** BEGIN GIVEN INFORMATION **

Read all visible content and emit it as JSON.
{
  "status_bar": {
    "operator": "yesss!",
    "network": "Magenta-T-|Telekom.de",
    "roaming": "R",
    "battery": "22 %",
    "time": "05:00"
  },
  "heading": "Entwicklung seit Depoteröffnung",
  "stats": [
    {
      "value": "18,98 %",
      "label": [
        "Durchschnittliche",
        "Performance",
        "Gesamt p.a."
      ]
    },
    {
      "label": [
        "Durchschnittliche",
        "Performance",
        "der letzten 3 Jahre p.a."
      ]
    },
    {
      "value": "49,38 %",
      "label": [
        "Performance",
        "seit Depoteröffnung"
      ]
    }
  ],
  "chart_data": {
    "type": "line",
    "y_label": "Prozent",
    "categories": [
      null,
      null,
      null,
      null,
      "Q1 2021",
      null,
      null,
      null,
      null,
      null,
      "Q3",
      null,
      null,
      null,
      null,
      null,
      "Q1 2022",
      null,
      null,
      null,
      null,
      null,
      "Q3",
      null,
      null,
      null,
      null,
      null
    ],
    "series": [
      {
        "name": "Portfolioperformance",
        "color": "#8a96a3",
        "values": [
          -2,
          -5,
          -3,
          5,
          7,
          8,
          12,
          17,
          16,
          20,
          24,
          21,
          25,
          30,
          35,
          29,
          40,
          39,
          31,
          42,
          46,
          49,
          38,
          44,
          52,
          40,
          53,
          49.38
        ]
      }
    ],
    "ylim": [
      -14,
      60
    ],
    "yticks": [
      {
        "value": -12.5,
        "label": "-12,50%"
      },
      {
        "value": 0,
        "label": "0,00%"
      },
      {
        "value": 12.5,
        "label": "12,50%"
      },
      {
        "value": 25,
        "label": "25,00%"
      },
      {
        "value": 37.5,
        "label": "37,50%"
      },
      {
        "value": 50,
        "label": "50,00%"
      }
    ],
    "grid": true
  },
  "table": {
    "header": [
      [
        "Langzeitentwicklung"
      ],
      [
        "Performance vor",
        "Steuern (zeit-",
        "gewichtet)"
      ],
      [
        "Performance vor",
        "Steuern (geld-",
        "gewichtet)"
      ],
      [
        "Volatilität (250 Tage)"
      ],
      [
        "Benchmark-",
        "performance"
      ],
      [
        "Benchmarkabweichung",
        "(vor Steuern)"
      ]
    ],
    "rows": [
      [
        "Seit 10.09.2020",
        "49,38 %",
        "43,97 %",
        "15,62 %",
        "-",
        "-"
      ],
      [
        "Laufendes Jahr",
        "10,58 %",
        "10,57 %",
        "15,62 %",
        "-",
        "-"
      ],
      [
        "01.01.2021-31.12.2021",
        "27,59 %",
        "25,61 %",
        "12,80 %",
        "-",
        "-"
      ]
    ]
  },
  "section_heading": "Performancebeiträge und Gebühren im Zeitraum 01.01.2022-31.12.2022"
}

** END GIVEN INFORMATION **

**WHAT YOU ARE ASKED TO DO:**
Your task is to give the records above again, exactly.

**EXERCISE ANSWER:**
Read all visible content and emit it as JSON.
{
  "status_bar": {
    "operator": "yesss!",
    "network": "Magenta-T-|Telekom.de",
    "roaming": "R",
    "battery": "22 %",
    "time": "05:00"
  },
  "heading": "Entwicklung seit Depoteröffnung",
  "stats": [
    {
      "value": "18,98 %",
      "label": [
        "Durchschnittliche",
        "Performance",
        "Gesamt p.a."
      ]
    },
    {
      "label": [
        "Durchschnittliche",
        "Performance",
        "der letzten 3 Jahre p.a."
      ]
    },
    {
      "value": "49,38 %",
      "label": [
        "Performance",
        "seit Depoteröffnung"
      ]
    }
  ],
  "chart_data": {
    "type": "line",
    "y_label": "Prozent",
    "categories": [
      null,
      null,
      null,
      null,
      "Q1 2021",
      null,
      null,
      null,
      null,
      null,
      "Q3",
      null,
      null,
      null,
      null,
      null,
      "Q1 2022",
      null,
      null,
      null,
      null,
      null,
      "Q3",
      null,
      null,
      null,
      null,
      null
    ],
    "series": [
      {
        "name": "Portfolioperformance",
        "color": "#8a96a3",
        "values": [
          -2,
          -5,
          -3,
          5,
          7,
          8,
          12,
          17,
          16,
          20,
          24,
          21,
          25,
          30,
          35,
          29,
          40,
          39,
          31,
          42,
          46,
          49,
          38,
          44,
          52,
          40,
          53,
          49.38
        ]
      }
    ],
    "ylim": [
      -14,
      60
    ],
    "yticks": [
      {
        "value": -12.5,
        "label": "-12,50%"
      },
      {
        "value": 0,
        "label": "0,00%"
      },
      {
        "value": 12.5,
        "label": "12,50%"
      },
      {
        "value": 25,
        "label": "25,00%"
      },
      {
        "value": 37.5,
        "label": "37,50%"
      },
      {
        "value": 50,
        "label": "50,00%"
      }
    ],
    "grid": true
  },
  "table": {
    "header": [
      [
        "Langzeitentwicklung"
      ],
      [
        "Performance vor",
        "Steuern (zeit-",
        "gewichtet)"
      ],
      [
        "Performance vor",
        "Steuern (geld-",
        "gewichtet)"
      ],
      [
        "Volatilität (250 Tage)"
      ],
      [
        "Benchmark-",
        "performance"
      ],
      [
        "Benchmarkabweichung",
        "(vor Steuern)"
      ]
    ],
    "rows": [
      [
        "Seit 10.09.2020",
        "49,38 %",
        "43,97 %",
        "15,62 %",
        "-",
        "-"
      ],
      [
        "Laufendes Jahr",
        "10,58 %",
        "10,57 %",
        "15,62 %",
        "-",
        "-"
      ],
      [
        "01.01.2021-31.12.2021",
        "27,59 %",
        "25,61 %",
        "12,80 %",
        "-",
        "-"
      ]
    ]
  },
  "section_heading": "Performancebeiträge und Gebühren im Zeitraum 01.01.2022-31.12.2022"
}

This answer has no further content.